Stated exercise:
Copy each line of the material below that includes the string "Energy".

-- Begin Data to use --

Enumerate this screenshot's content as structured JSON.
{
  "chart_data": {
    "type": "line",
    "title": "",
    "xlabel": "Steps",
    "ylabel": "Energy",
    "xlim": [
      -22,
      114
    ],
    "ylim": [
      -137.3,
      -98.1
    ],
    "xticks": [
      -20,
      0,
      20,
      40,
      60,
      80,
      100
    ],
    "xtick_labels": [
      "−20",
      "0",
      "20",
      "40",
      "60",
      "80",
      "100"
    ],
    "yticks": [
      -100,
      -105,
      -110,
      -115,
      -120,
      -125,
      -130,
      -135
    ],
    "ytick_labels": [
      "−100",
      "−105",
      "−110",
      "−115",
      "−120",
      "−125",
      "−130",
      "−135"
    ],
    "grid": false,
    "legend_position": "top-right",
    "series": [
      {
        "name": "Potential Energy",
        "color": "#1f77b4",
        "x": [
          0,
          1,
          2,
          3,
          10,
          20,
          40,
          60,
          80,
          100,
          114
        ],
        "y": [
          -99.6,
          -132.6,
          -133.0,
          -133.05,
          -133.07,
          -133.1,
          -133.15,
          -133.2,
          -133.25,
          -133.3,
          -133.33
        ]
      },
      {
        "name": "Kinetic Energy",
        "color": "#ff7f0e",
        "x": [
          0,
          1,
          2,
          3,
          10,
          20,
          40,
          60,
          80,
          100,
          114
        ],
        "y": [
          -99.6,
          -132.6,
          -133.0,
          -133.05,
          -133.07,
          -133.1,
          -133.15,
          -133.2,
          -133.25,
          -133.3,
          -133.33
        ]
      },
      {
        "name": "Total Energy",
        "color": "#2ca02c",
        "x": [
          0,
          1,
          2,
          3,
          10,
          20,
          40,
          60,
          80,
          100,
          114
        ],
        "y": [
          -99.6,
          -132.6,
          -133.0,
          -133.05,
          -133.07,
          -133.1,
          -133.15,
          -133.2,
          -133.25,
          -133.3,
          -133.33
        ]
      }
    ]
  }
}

-- End Data to use --

Written answer:
    "ylabel": "Energy",
        "name": "Potential Energy",
        "name": "Kinetic Energy",
        "name": "Total Energy",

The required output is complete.